[BEGIN]

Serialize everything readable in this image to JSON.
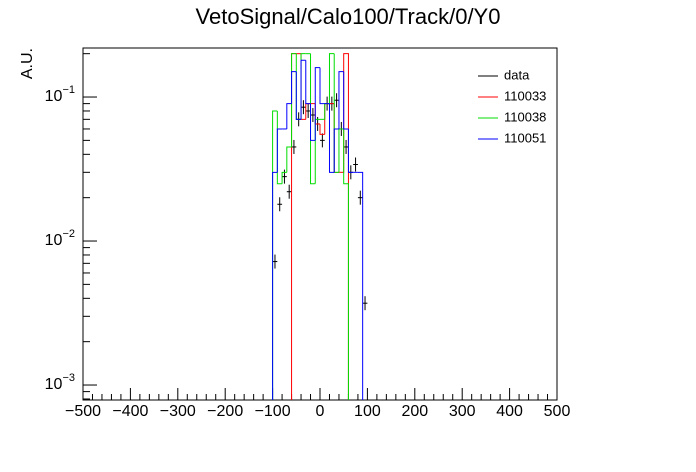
{
  "chart_data": {
    "type": "histogram",
    "title": "VetoSignal/Calo100/Track/0/Y0",
    "y_label": "A.U.",
    "log_y": true,
    "bins": [
      -100,
      -90,
      -80,
      -70,
      -60,
      -50,
      -40,
      -30,
      -20,
      -10,
      0,
      10,
      20,
      30,
      40,
      50,
      60,
      70,
      80,
      90,
      100
    ],
    "xlim": [
      -500,
      500
    ],
    "xticks": [
      {
        "value": -500,
        "label": "−500"
      },
      {
        "value": -400,
        "label": "−400"
      },
      {
        "value": -300,
        "label": "−300"
      },
      {
        "value": -200,
        "label": "−200"
      },
      {
        "value": -100,
        "label": "−100"
      },
      0,
      100,
      200,
      300,
      400,
      500
    ],
    "ylim": [
      0.000787,
      0.219
    ],
    "yticks": [
      {
        "value": 0.001,
        "label": "10",
        "exponent": "−3"
      },
      {
        "value": 0.01,
        "label": "10",
        "exponent": "−2"
      },
      {
        "value": 0.1,
        "label": "10",
        "exponent": "−1"
      }
    ],
    "legend": "top-right",
    "series": [
      {
        "name": "data",
        "color": "#000000",
        "style": "points",
        "values": [
          0.0072,
          0.018,
          0.028,
          0.022,
          0.045,
          0.07,
          0.085,
          0.08,
          0.075,
          0.065,
          0.05,
          0.09,
          0.09,
          0.095,
          0.06,
          0.045,
          0.03,
          0.034,
          0.02,
          0.0037
        ]
      },
      {
        "name": "110033",
        "color": "#ff0000",
        "style": "step",
        "values": [
          null,
          null,
          null,
          null,
          0.2,
          0.2,
          0.07,
          0.09,
          0.09,
          0.065,
          0.055,
          0.09,
          0.09,
          0.03,
          0.03,
          0.2,
          null,
          null,
          null,
          null
        ]
      },
      {
        "name": "110038",
        "color": "#00dd00",
        "style": "step",
        "values": [
          0.08,
          0.025,
          0.03,
          0.045,
          0.2,
          0.07,
          0.2,
          0.2,
          0.025,
          0.07,
          0.07,
          0.09,
          0.2,
          0.03,
          0.06,
          0.025,
          null,
          null,
          null,
          null
        ]
      },
      {
        "name": "110051",
        "color": "#0000ff",
        "style": "step",
        "values": [
          0.03,
          0.06,
          0.06,
          0.09,
          0.15,
          0.07,
          0.18,
          0.09,
          0.05,
          0.16,
          0.09,
          0.09,
          0.03,
          0.06,
          0.15,
          0.06,
          0.03,
          0.03,
          0.03,
          null
        ]
      }
    ]
  }
}
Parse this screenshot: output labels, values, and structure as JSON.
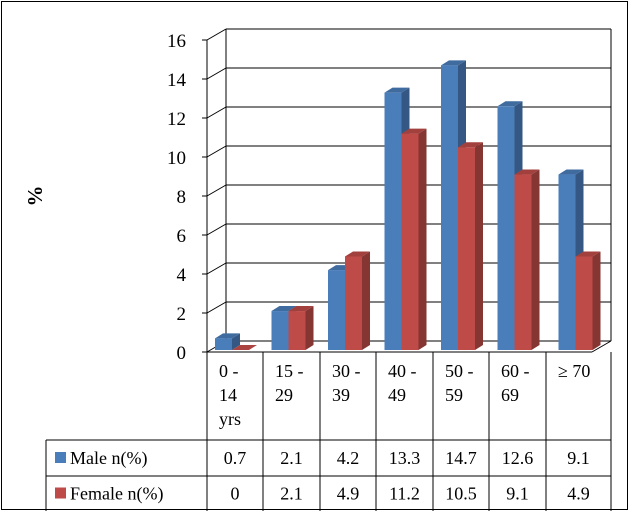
{
  "chart_data": {
    "type": "bar",
    "style": "3d-clustered-column",
    "ylabel": "%",
    "ylim": [
      0,
      16
    ],
    "yticks": [
      "0",
      "2",
      "4",
      "6",
      "8",
      "10",
      "12",
      "14",
      "16"
    ],
    "grid": true,
    "categories": [
      [
        "0 -",
        "14",
        "yrs"
      ],
      [
        "15 -",
        "29"
      ],
      [
        "30 -",
        "39"
      ],
      [
        "40 -",
        "49"
      ],
      [
        "50 -",
        "59"
      ],
      [
        "60 -",
        "69"
      ],
      [
        "≥ 70"
      ]
    ],
    "series": [
      {
        "name": "Male n(%)",
        "color": "#4a7ebb",
        "values": [
          0.7,
          2.1,
          4.2,
          13.3,
          14.7,
          12.6,
          9.1
        ],
        "labels": [
          "0.7",
          "2.1",
          "4.2",
          "13.3",
          "14.7",
          "12.6",
          "9.1"
        ]
      },
      {
        "name": "Female n(%)",
        "color": "#be4b48",
        "values": [
          0,
          2.1,
          4.9,
          11.2,
          10.5,
          9.1,
          4.9
        ],
        "labels": [
          "0",
          "2.1",
          "4.9",
          "11.2",
          "10.5",
          "9.1",
          "4.9"
        ]
      }
    ],
    "legend": "data-table"
  }
}
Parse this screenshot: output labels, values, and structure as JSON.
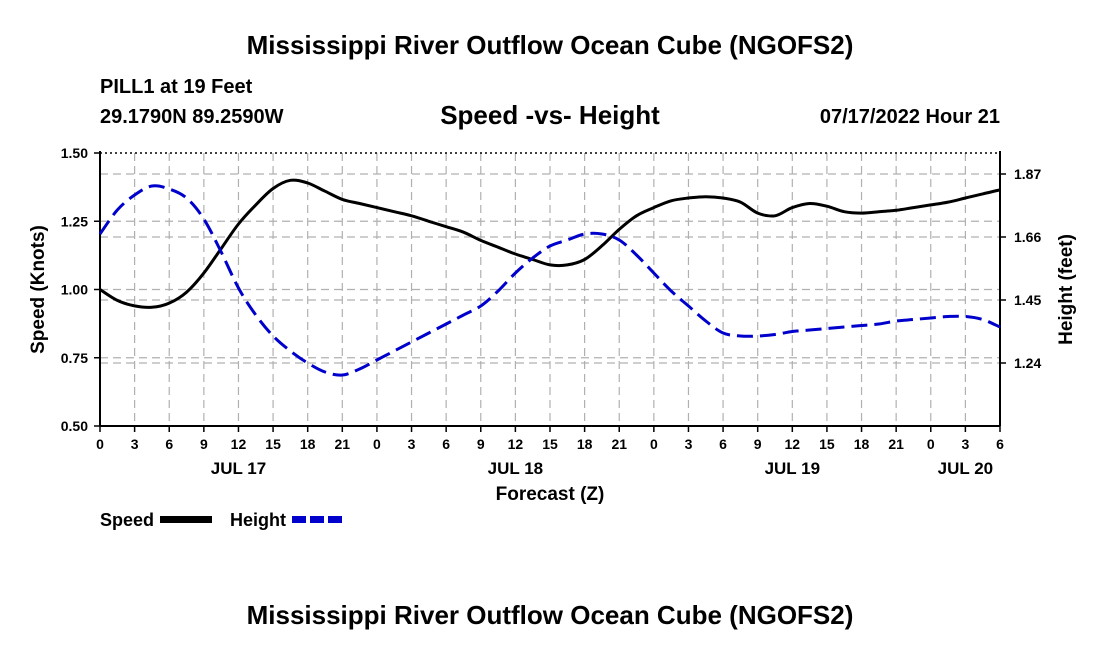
{
  "header": {
    "title": "Mississippi River Outflow Ocean Cube (NGOFS2)",
    "station": "PILL1 at 19 Feet",
    "coords": "29.1790N  89.2590W",
    "subtitle": "Speed -vs- Height",
    "datetime": "07/17/2022 Hour 21",
    "footer_title": "Mississippi River Outflow Ocean Cube (NGOFS2)"
  },
  "legend": {
    "speed_label": "Speed",
    "height_label": "Height"
  },
  "colors": {
    "speed": "#000000",
    "height": "#0000cc",
    "grid": "#b0b0b0"
  },
  "chart_data": {
    "type": "line",
    "title": "Speed -vs- Height",
    "xlabel": "Forecast (Z)",
    "ylabel": "Speed (Knots)",
    "y2label": "Height (feet)",
    "xlim": [
      0,
      78
    ],
    "ylim": [
      0.5,
      1.5
    ],
    "y2lim": [
      1.03,
      1.94
    ],
    "x_tick_values": [
      0,
      3,
      6,
      9,
      12,
      15,
      18,
      21,
      24,
      27,
      30,
      33,
      36,
      39,
      42,
      45,
      48,
      51,
      54,
      57,
      60,
      63,
      66,
      69,
      72,
      75,
      78
    ],
    "x_tick_labels": [
      "0",
      "3",
      "6",
      "9",
      "12",
      "15",
      "18",
      "21",
      "0",
      "3",
      "6",
      "9",
      "12",
      "15",
      "18",
      "21",
      "0",
      "3",
      "6",
      "9",
      "12",
      "15",
      "18",
      "21",
      "0",
      "3",
      "6"
    ],
    "date_labels": [
      {
        "x": 12,
        "label": "JUL 17"
      },
      {
        "x": 36,
        "label": "JUL 18"
      },
      {
        "x": 60,
        "label": "JUL 19"
      },
      {
        "x": 75,
        "label": "JUL 20"
      }
    ],
    "y_ticks": [
      {
        "v": 0.5,
        "label": "0.50"
      },
      {
        "v": 0.75,
        "label": "0.75"
      },
      {
        "v": 1.0,
        "label": "1.00"
      },
      {
        "v": 1.25,
        "label": "1.25"
      },
      {
        "v": 1.5,
        "label": "1.50"
      }
    ],
    "y2_ticks": [
      {
        "v": 1.24,
        "label": "1.24"
      },
      {
        "v": 1.45,
        "label": "1.45"
      },
      {
        "v": 1.66,
        "label": "1.66"
      },
      {
        "v": 1.87,
        "label": "1.87"
      }
    ],
    "series": [
      {
        "name": "Speed",
        "axis": "left",
        "style": "solid",
        "x": [
          0,
          1.5,
          3,
          4.5,
          6,
          7.5,
          9,
          10.5,
          12,
          13.5,
          15,
          16.5,
          18,
          19.5,
          21,
          22.5,
          24,
          25.5,
          27,
          28.5,
          30,
          31.5,
          33,
          34.5,
          36,
          37.5,
          39,
          40.5,
          42,
          43.5,
          45,
          46.5,
          48,
          49.5,
          51,
          52.5,
          54,
          55.5,
          57,
          58.5,
          60,
          61.5,
          63,
          64.5,
          66,
          67.5,
          69,
          70.5,
          72,
          73.5,
          75,
          76.5,
          78
        ],
        "values": [
          1.0,
          0.96,
          0.94,
          0.935,
          0.95,
          0.99,
          1.06,
          1.15,
          1.24,
          1.31,
          1.37,
          1.4,
          1.39,
          1.36,
          1.33,
          1.315,
          1.3,
          1.285,
          1.27,
          1.25,
          1.23,
          1.21,
          1.18,
          1.155,
          1.13,
          1.11,
          1.09,
          1.09,
          1.11,
          1.16,
          1.22,
          1.27,
          1.3,
          1.325,
          1.335,
          1.34,
          1.335,
          1.32,
          1.28,
          1.27,
          1.3,
          1.315,
          1.305,
          1.285,
          1.28,
          1.285,
          1.29,
          1.3,
          1.31,
          1.32,
          1.335,
          1.35,
          1.365
        ]
      },
      {
        "name": "Height",
        "axis": "right",
        "style": "dashed",
        "x": [
          0,
          1.5,
          3,
          4.5,
          6,
          7.5,
          9,
          10.5,
          12,
          13.5,
          15,
          16.5,
          18,
          19.5,
          21,
          22.5,
          24,
          25.5,
          27,
          28.5,
          30,
          31.5,
          33,
          34.5,
          36,
          37.5,
          39,
          40.5,
          42,
          43.5,
          45,
          46.5,
          48,
          49.5,
          51,
          52.5,
          54,
          55.5,
          57,
          58.5,
          60,
          61.5,
          63,
          64.5,
          66,
          67.5,
          69,
          70.5,
          72,
          73.5,
          75,
          76.5,
          78
        ],
        "values": [
          1.67,
          1.75,
          1.8,
          1.83,
          1.82,
          1.79,
          1.72,
          1.61,
          1.49,
          1.4,
          1.33,
          1.28,
          1.24,
          1.21,
          1.2,
          1.22,
          1.25,
          1.28,
          1.31,
          1.34,
          1.37,
          1.4,
          1.43,
          1.48,
          1.54,
          1.59,
          1.63,
          1.65,
          1.67,
          1.67,
          1.65,
          1.6,
          1.54,
          1.48,
          1.43,
          1.38,
          1.34,
          1.33,
          1.33,
          1.335,
          1.345,
          1.35,
          1.355,
          1.36,
          1.365,
          1.37,
          1.38,
          1.385,
          1.39,
          1.395,
          1.395,
          1.385,
          1.36
        ]
      }
    ]
  }
}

[END]

→ JOB:
Copy out every line that includes the word "River".

→ REPLY:
    "title": "Mississippi River Outflow Ocean Cube (NGOFS2)",
    "footer_title": "Mississippi River Outflow Ocean Cube (NGOFS2)"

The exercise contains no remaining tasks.